WHAT THE TASK REQUIRES
Below are some records. Pull every line that contains the word "JSON".
## start
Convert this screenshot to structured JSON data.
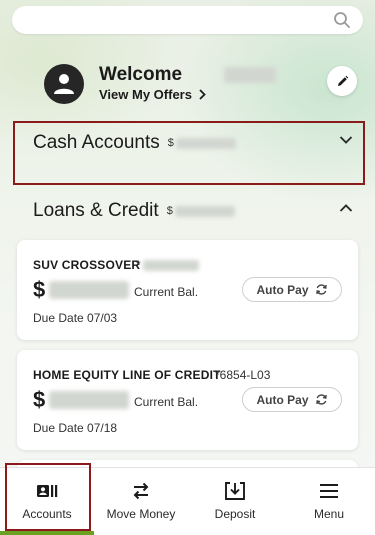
{
  "search": {
    "placeholder": ""
  },
  "welcome": {
    "greeting": "Welcome",
    "offers_link": "View My Offers"
  },
  "sections": {
    "cash": {
      "title": "Cash Accounts",
      "amount_prefix": "$"
    },
    "loans": {
      "title": "Loans & Credit",
      "amount_prefix": "$"
    }
  },
  "accounts": [
    {
      "name": "SUV CROSSOVER",
      "acct": "*",
      "balance_prefix": "$",
      "balance_label": "Current Bal.",
      "due": "Due Date 07/03",
      "autopay": "Auto Pay"
    },
    {
      "name": "HOME EQUITY LINE OF CREDIT",
      "acct": "*6854-L03",
      "balance_prefix": "$",
      "balance_label": "Current Bal.",
      "due": "Due Date 07/18",
      "autopay": "Auto Pay"
    }
  ],
  "bottom_nav": [
    {
      "label": "Accounts",
      "icon": "accounts-icon",
      "active": true
    },
    {
      "label": "Move Money",
      "icon": "transfer-icon"
    },
    {
      "label": "Deposit",
      "icon": "deposit-icon"
    },
    {
      "label": "Menu",
      "icon": "menu-icon"
    }
  ],
  "colors": {
    "highlight": "#8b1a1a",
    "active_accent": "#6aa121",
    "avatar": "#262626"
  }
}
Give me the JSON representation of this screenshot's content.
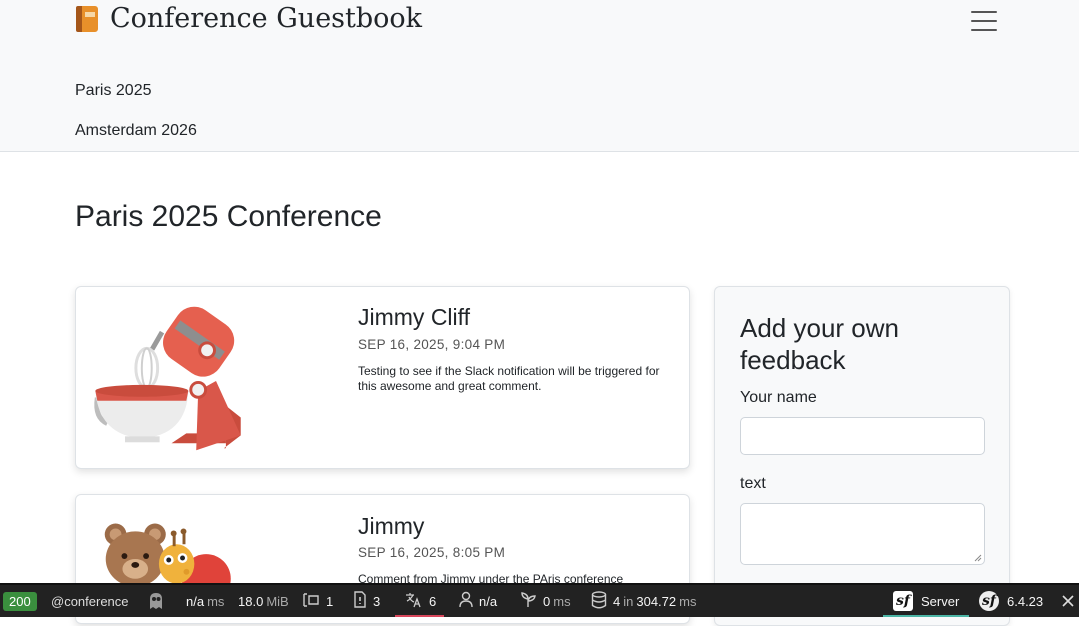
{
  "header": {
    "brand": "Conference Guestbook",
    "brand_icon": "book-icon",
    "menu_icon": "hamburger-icon",
    "nav": [
      "Paris 2025",
      "Amsterdam 2026"
    ]
  },
  "main": {
    "title": "Paris 2025 Conference",
    "comments": [
      {
        "author": "Jimmy Cliff",
        "date": "SEP 16, 2025, 9:04 PM",
        "text": "Testing to see if the Slack notification will be triggered for this awesome and great comment.",
        "image": "stand-mixer-illustration"
      },
      {
        "author": "Jimmy",
        "date": "SEP 16, 2025, 8:05 PM",
        "text": "Comment from Jimmy under the PAris conference",
        "image": "teddy-bear-and-toys-illustration"
      }
    ]
  },
  "form": {
    "title": "Add your own feedback",
    "name_label": "Your name",
    "name_value": "",
    "text_label": "text",
    "text_value": ""
  },
  "toolbar": {
    "status": "200",
    "route": "@conference",
    "time_value": "n/a",
    "time_unit": "ms",
    "memory_value": "18.0",
    "memory_unit": "MiB",
    "forms_count": "1",
    "validator_count": "3",
    "translation_count": "6",
    "user": "n/a",
    "events_value": "0",
    "events_unit": "ms",
    "db_queries": "4",
    "db_in": "in",
    "db_time": "304.72",
    "db_unit": "ms",
    "server_label": "Server",
    "version": "6.4.23",
    "colors": {
      "status_ok": "#3a8f3e",
      "bar_bg": "#222222",
      "translation_accent": "#d9475c",
      "server_accent": "#4bb5a5"
    }
  }
}
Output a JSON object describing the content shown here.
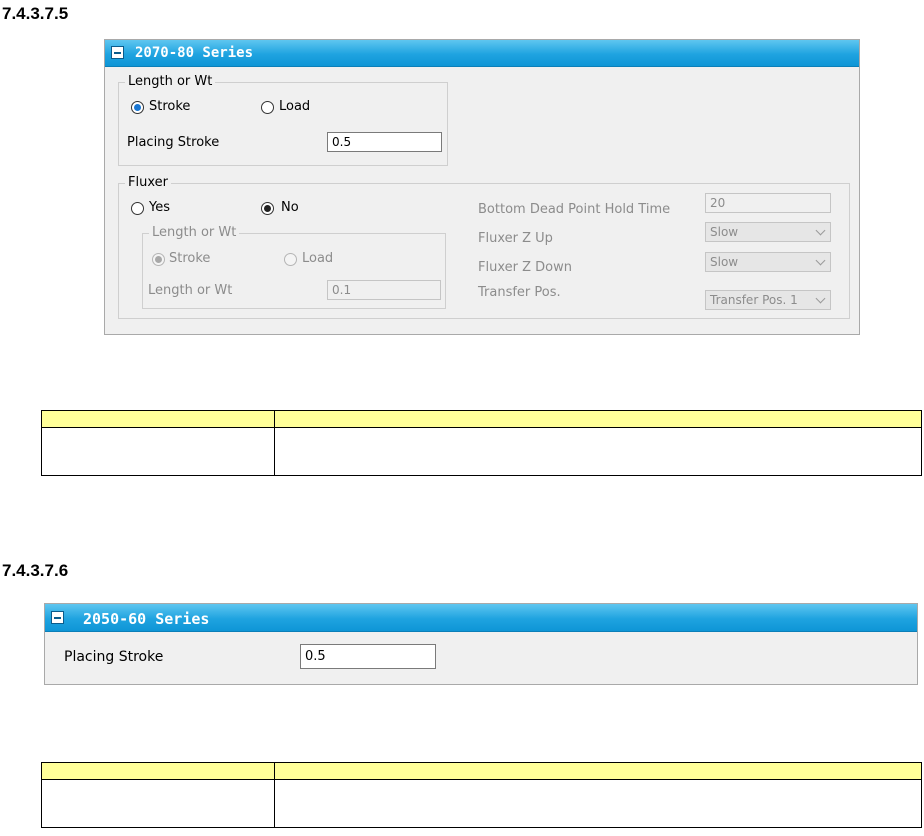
{
  "section1": {
    "heading": "7.4.3.7.5",
    "panel_title": "2070-80 Series",
    "length_group": {
      "legend": "Length or Wt",
      "radio_stroke": "Stroke",
      "radio_load": "Load",
      "selected": "Stroke",
      "placing_label": "Placing Stroke",
      "placing_value": "0.5"
    },
    "fluxer_group": {
      "legend": "Fluxer",
      "radio_yes": "Yes",
      "radio_no": "No",
      "selected": "No",
      "sub_group": {
        "legend": "Length or Wt",
        "radio_stroke": "Stroke",
        "radio_load": "Load",
        "selected": "Stroke",
        "field_label": "Length or Wt",
        "field_value": "0.1"
      },
      "bottom_dead_label": "Bottom Dead Point Hold Time",
      "bottom_dead_value": "20",
      "z_up_label": "Fluxer Z Up",
      "z_up_value": "Slow",
      "z_down_label": "Fluxer Z Down",
      "z_down_value": "Slow",
      "transfer_label": "Transfer Pos.",
      "transfer_value": "Transfer Pos. 1"
    },
    "table": {
      "header": [
        "",
        ""
      ],
      "row": [
        "",
        ""
      ]
    }
  },
  "section2": {
    "heading": "7.4.3.7.6",
    "panel_title": "2050-60 Series",
    "placing_label": "Placing Stroke",
    "placing_value": "0.5",
    "table": {
      "header": [
        "",
        ""
      ],
      "row": [
        "",
        ""
      ]
    }
  },
  "colors": {
    "header_blue": "#1fa3e0",
    "radio_selected": "#1976d2",
    "table_header_yellow": "#ffff99"
  }
}
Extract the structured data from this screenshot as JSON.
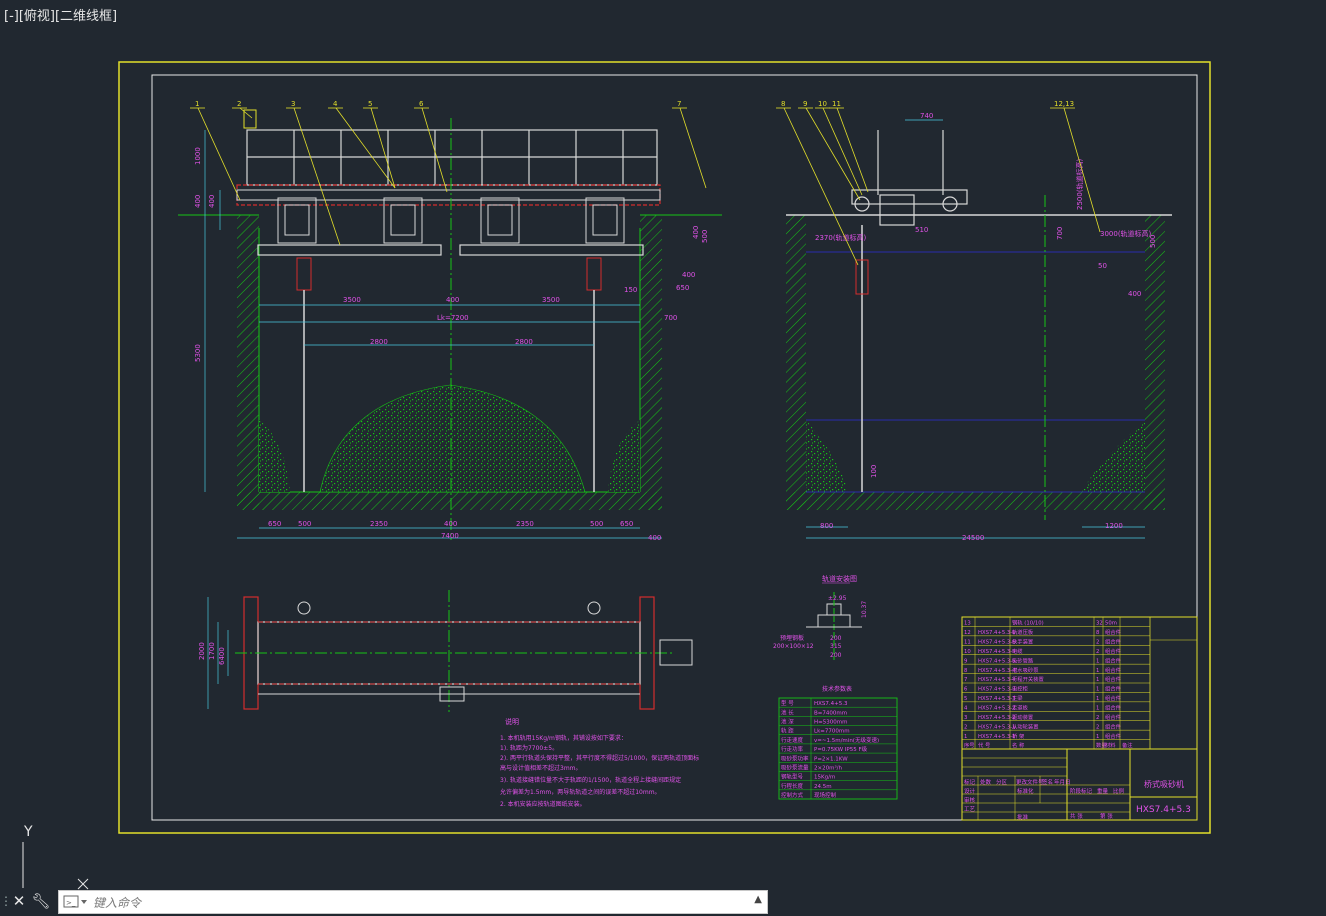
{
  "viewport": {
    "label": "[-][俯视][二维线框]"
  },
  "colors": {
    "background": "#212830",
    "frame": "#e3df2a",
    "magenta": "#e052e8",
    "green": "#16c416",
    "cyan": "#48c9df",
    "white": "#d8d8d8",
    "red": "#d42d2d"
  },
  "balloons": {
    "front": [
      "1",
      "2",
      "3",
      "4",
      "5",
      "6",
      "7"
    ],
    "side": [
      "8",
      "9",
      "10",
      "11",
      "12,13"
    ]
  },
  "dims": {
    "front_bottom": [
      "650",
      "500",
      "2350",
      "400",
      "2350",
      "500",
      "650"
    ],
    "front_total": "7400",
    "front_total_right": "400",
    "front_mid_upper": [
      "3500",
      "400",
      "3500"
    ],
    "front_lk": "Lk=7200",
    "front_mid_lower": [
      "2800",
      "2800"
    ],
    "front_left_vert": [
      "1000",
      "400",
      "400",
      "5300"
    ],
    "front_right": [
      "400",
      "500",
      "400",
      "150",
      "650",
      "700"
    ],
    "side_bottom_left": "800",
    "side_bottom_total": "24500",
    "side_bottom_right": "1200",
    "side_top": "740",
    "side_misc": [
      "2370(轨道标高)",
      "510",
      "700",
      "50",
      "400",
      "500",
      "100",
      "2500(轨道标高)",
      "3000(轨道标高)"
    ],
    "plan_left": [
      "2000",
      "1700",
      "6400"
    ],
    "detail": [
      "±2.95",
      "200",
      "315",
      "10.37",
      "200×100×12"
    ]
  },
  "detail": {
    "title": "轨道安装图",
    "label": "预埋钢板\n200×100×12"
  },
  "notes": {
    "title": "说明",
    "lines": [
      "1. 本机轨用15Kg/m钢轨，其铺设按如下要求：",
      "  1). 轨距为7700±5。",
      "  2). 两平行轨道头保持平整，其平行度不得超过5/1000，保证两轨道顶面标",
      "     高与设计值相差不超过3mm。",
      "  3). 轨道接缝错位量不大于轨距的1/1500，轨道全程上接缝间距规定",
      "     允许偏差为1.5mm，两导轨轨道之间的误差不超过10mm。",
      "2. 本机安装应按轨道图纸安装。"
    ]
  },
  "params": {
    "title": "技术参数表",
    "rows": [
      [
        "型  号",
        "HXS7.4+5.3"
      ],
      [
        "池  长",
        "B=7400mm"
      ],
      [
        "池  深",
        "H=5300mm"
      ],
      [
        "轨  距",
        "Lk=7700mm"
      ],
      [
        "行走速度",
        "v=~1.5m/min(无级变速)"
      ],
      [
        "行走功率",
        "P=0.75KW  IP55 F级"
      ],
      [
        "吸砂泵功率",
        "P=2×1.1KW"
      ],
      [
        "吸砂泵流量",
        "2×20m³/h"
      ],
      [
        "钢轨型号",
        "15Kg/m"
      ],
      [
        "行程长度",
        "24.5m"
      ],
      [
        "控制方式",
        "现场控制"
      ]
    ]
  },
  "bom": {
    "rows": [
      [
        "13",
        "",
        "钢轨  (10/10)",
        "",
        "32",
        "50m",
        ""
      ],
      [
        "12",
        "HXS7.4+5.3-6",
        "轨道压板",
        "",
        "8",
        "组合件",
        ""
      ],
      [
        "11",
        "HXS7.4+5.3-6",
        "扶手装置",
        "",
        "2",
        "组合件",
        ""
      ],
      [
        "10",
        "HXS7.4+5.3-5",
        "电缆",
        "",
        "2",
        "组合件",
        ""
      ],
      [
        "9",
        "HXS7.4+5.3-5",
        "吸砂管路",
        "",
        "1",
        "组合件",
        ""
      ],
      [
        "8",
        "HXS7.4+5.3-4",
        "潜水吸砂泵",
        "",
        "1",
        "组合件",
        ""
      ],
      [
        "7",
        "HXS7.4+5.3-4",
        "行程开关装置",
        "",
        "1",
        "组合件",
        ""
      ],
      [
        "6",
        "HXS7.4+5.3-3",
        "电控柜",
        "",
        "1",
        "组合件",
        ""
      ],
      [
        "5",
        "HXS7.4+5.3-3",
        "主梁",
        "",
        "1",
        "组合件",
        ""
      ],
      [
        "4",
        "HXS7.4+5.3-2",
        "走道板",
        "",
        "1",
        "组合件",
        ""
      ],
      [
        "3",
        "HXS7.4+5.3-2",
        "驱动装置",
        "",
        "2",
        "组合件",
        ""
      ],
      [
        "2",
        "HXS7.4+5.3-1",
        "从动轮装置",
        "",
        "2",
        "组合件",
        ""
      ],
      [
        "1",
        "HXS7.4+5.3-1",
        "桥  架",
        "",
        "1",
        "组合件",
        ""
      ]
    ],
    "header": [
      "序号",
      "代  号",
      "名  称",
      "",
      "数量",
      "材料",
      "备注"
    ],
    "title_text": "桥式吸砂机",
    "drawing_no": "HXS7.4+5.3",
    "labels": [
      "标记",
      "处数",
      "分区",
      "更改文件号",
      "签名",
      "年月日",
      "设计",
      "审核",
      "工艺",
      "标准化",
      "批准",
      "阶段标记",
      "重量",
      "比例",
      "共  张",
      "第  张"
    ]
  },
  "command": {
    "placeholder": "键入命令"
  },
  "ucs": {
    "axis_label": "Y"
  }
}
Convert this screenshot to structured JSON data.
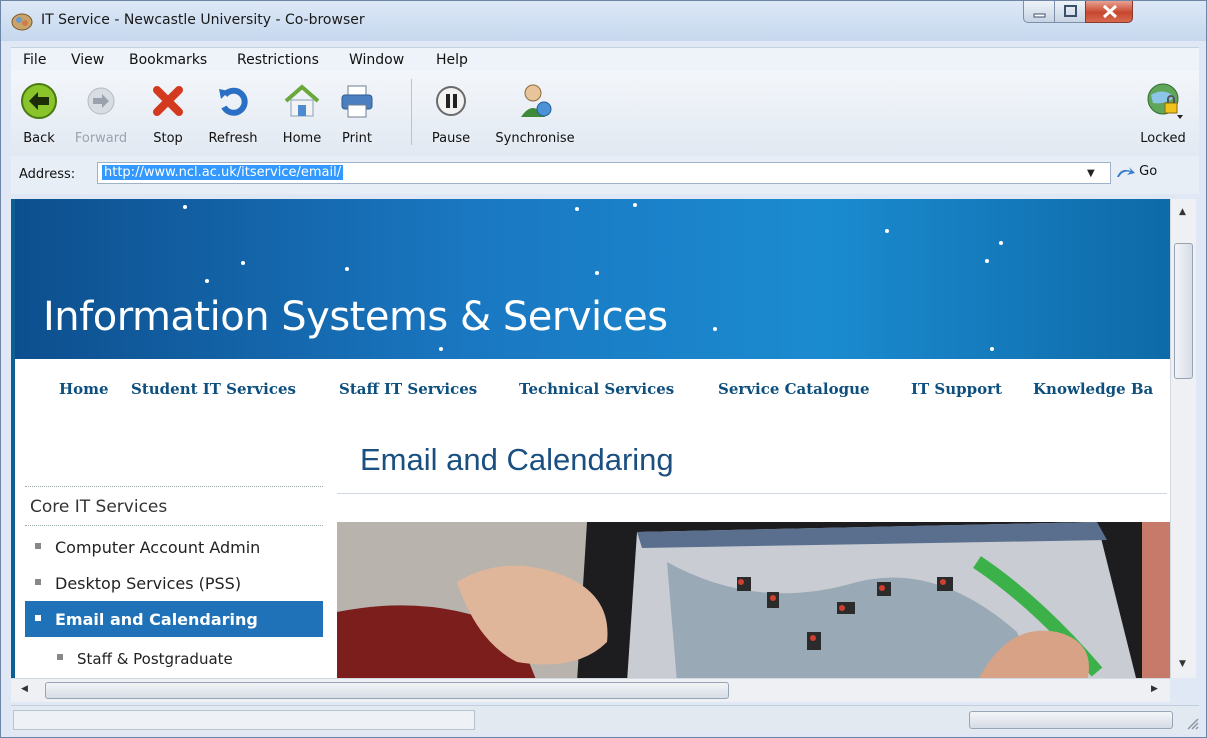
{
  "window": {
    "title": "IT Service - Newcastle University - Co-browser"
  },
  "menu": [
    {
      "label": "File"
    },
    {
      "label": "View"
    },
    {
      "label": "Bookmarks"
    },
    {
      "label": "Restrictions"
    },
    {
      "label": "Window"
    },
    {
      "label": "Help"
    }
  ],
  "toolbar": {
    "back": "Back",
    "forward": "Forward",
    "stop": "Stop",
    "refresh": "Refresh",
    "home": "Home",
    "print": "Print",
    "pause": "Pause",
    "synchronise": "Synchronise",
    "locked": "Locked"
  },
  "address": {
    "label": "Address:",
    "url": "http://www.ncl.ac.uk/itservice/email/",
    "go": "Go"
  },
  "page": {
    "banner_title": "Information Systems & Services",
    "nav": [
      {
        "label": "Home"
      },
      {
        "label": "Student IT Services"
      },
      {
        "label": "Staff IT Services"
      },
      {
        "label": "Technical Services"
      },
      {
        "label": "Service Catalogue"
      },
      {
        "label": "IT Support"
      },
      {
        "label": "Knowledge Ba"
      }
    ],
    "heading": "Email and Calendaring",
    "sidebar": {
      "title": "Core IT Services",
      "items": [
        {
          "label": "Computer Account Admin"
        },
        {
          "label": "Desktop Services (PSS)"
        },
        {
          "label": "Email and Calendaring"
        }
      ],
      "sub_item": "Staff & Postgraduate"
    }
  },
  "colors": {
    "banner": "#1a78c2",
    "nav_text": "#0d4f7e",
    "active_item": "#1f72b8",
    "heading": "#1a4f80"
  }
}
## end
ANSWER
Convert this screenshot to structured JSON data.
Give me the JSON representation of this screenshot's content.
Output a JSON object describing the content shown here.
Extract the structured data from this screenshot as JSON.
Convert this screenshot to structured JSON data.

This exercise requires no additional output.